### What is being asked
Only the pictures stay out; every record is to be quoted exactly.

### Task material
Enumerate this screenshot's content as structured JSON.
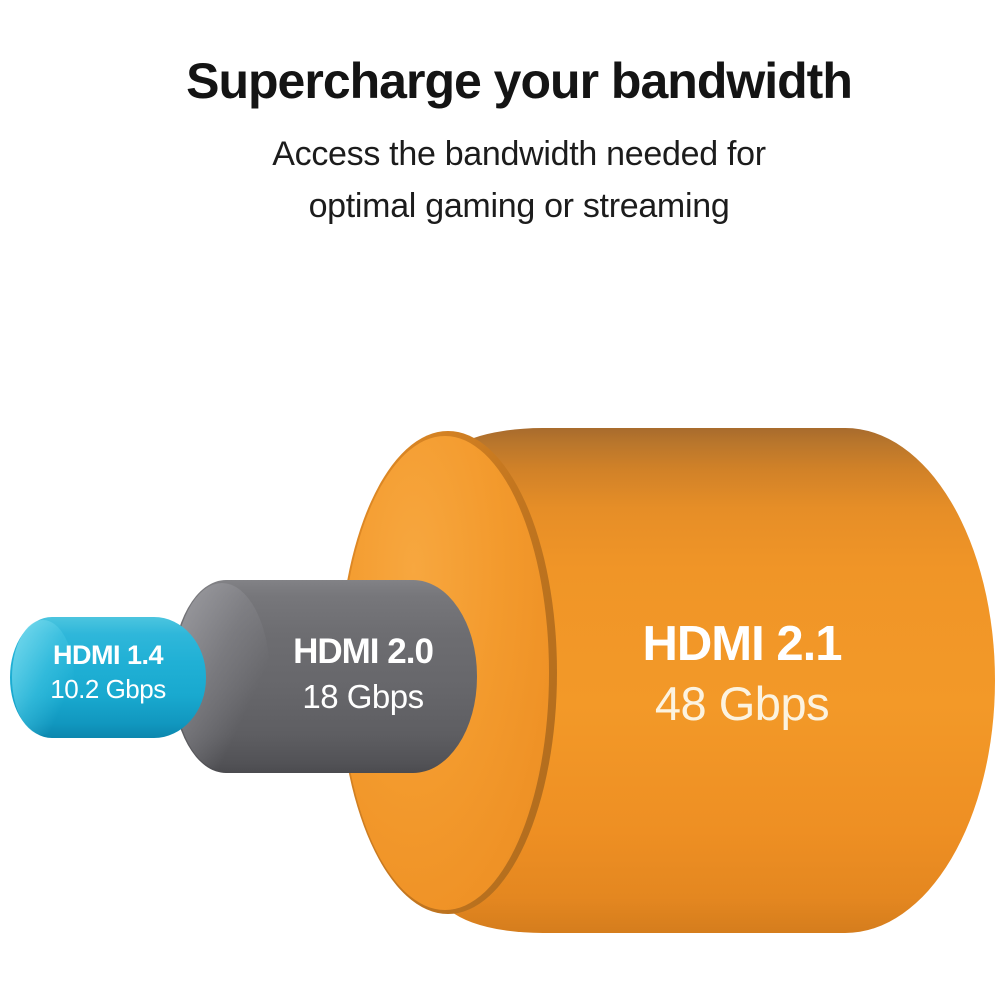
{
  "header": {
    "title": "Supercharge your bandwidth",
    "subtitle_line1": "Access the bandwidth needed for",
    "subtitle_line2": "optimal gaming or streaming"
  },
  "cylinders": [
    {
      "name": "HDMI 1.4",
      "value_label": "10.2 Gbps",
      "color": "#1fb0d5"
    },
    {
      "name": "HDMI 2.0",
      "value_label": "18 Gbps",
      "color": "#67676b"
    },
    {
      "name": "HDMI 2.1",
      "value_label": "48 Gbps",
      "color": "#ef9226"
    }
  ],
  "chart_data": {
    "type": "bar",
    "representation": "nested 3D cylinders sized proportionally to bandwidth",
    "title": "Supercharge your bandwidth",
    "subtitle": "Access the bandwidth needed for optimal gaming or streaming",
    "categories": [
      "HDMI 1.4",
      "HDMI 2.0",
      "HDMI 2.1"
    ],
    "values": [
      10.2,
      18,
      48
    ],
    "unit": "Gbps",
    "data_labels": [
      "10.2 Gbps",
      "18 Gbps",
      "48 Gbps"
    ],
    "colors": [
      "#1fb0d5",
      "#67676b",
      "#ef9226"
    ],
    "text_color_on_shapes": "#ffffff",
    "background": "#ffffff",
    "legend": "none",
    "axes": "none"
  }
}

### The completed task
Enumerate this screenshot's content as structured JSON.
{
  "header": {
    "title": "Supercharge your bandwidth",
    "subtitle_line1": "Access the bandwidth needed for",
    "subtitle_line2": "optimal gaming or streaming"
  },
  "cylinders": [
    {
      "name": "HDMI 1.4",
      "value_label": "10.2 Gbps",
      "color": "#1fb0d5"
    },
    {
      "name": "HDMI 2.0",
      "value_label": "18 Gbps",
      "color": "#67676b"
    },
    {
      "name": "HDMI 2.1",
      "value_label": "48 Gbps",
      "color": "#ef9226"
    }
  ],
  "chart_data": {
    "type": "bar",
    "representation": "nested 3D cylinders sized proportionally to bandwidth",
    "title": "Supercharge your bandwidth",
    "subtitle": "Access the bandwidth needed for optimal gaming or streaming",
    "categories": [
      "HDMI 1.4",
      "HDMI 2.0",
      "HDMI 2.1"
    ],
    "values": [
      10.2,
      18,
      48
    ],
    "unit": "Gbps",
    "data_labels": [
      "10.2 Gbps",
      "18 Gbps",
      "48 Gbps"
    ],
    "colors": [
      "#1fb0d5",
      "#67676b",
      "#ef9226"
    ],
    "text_color_on_shapes": "#ffffff",
    "background": "#ffffff",
    "legend": "none",
    "axes": "none"
  }
}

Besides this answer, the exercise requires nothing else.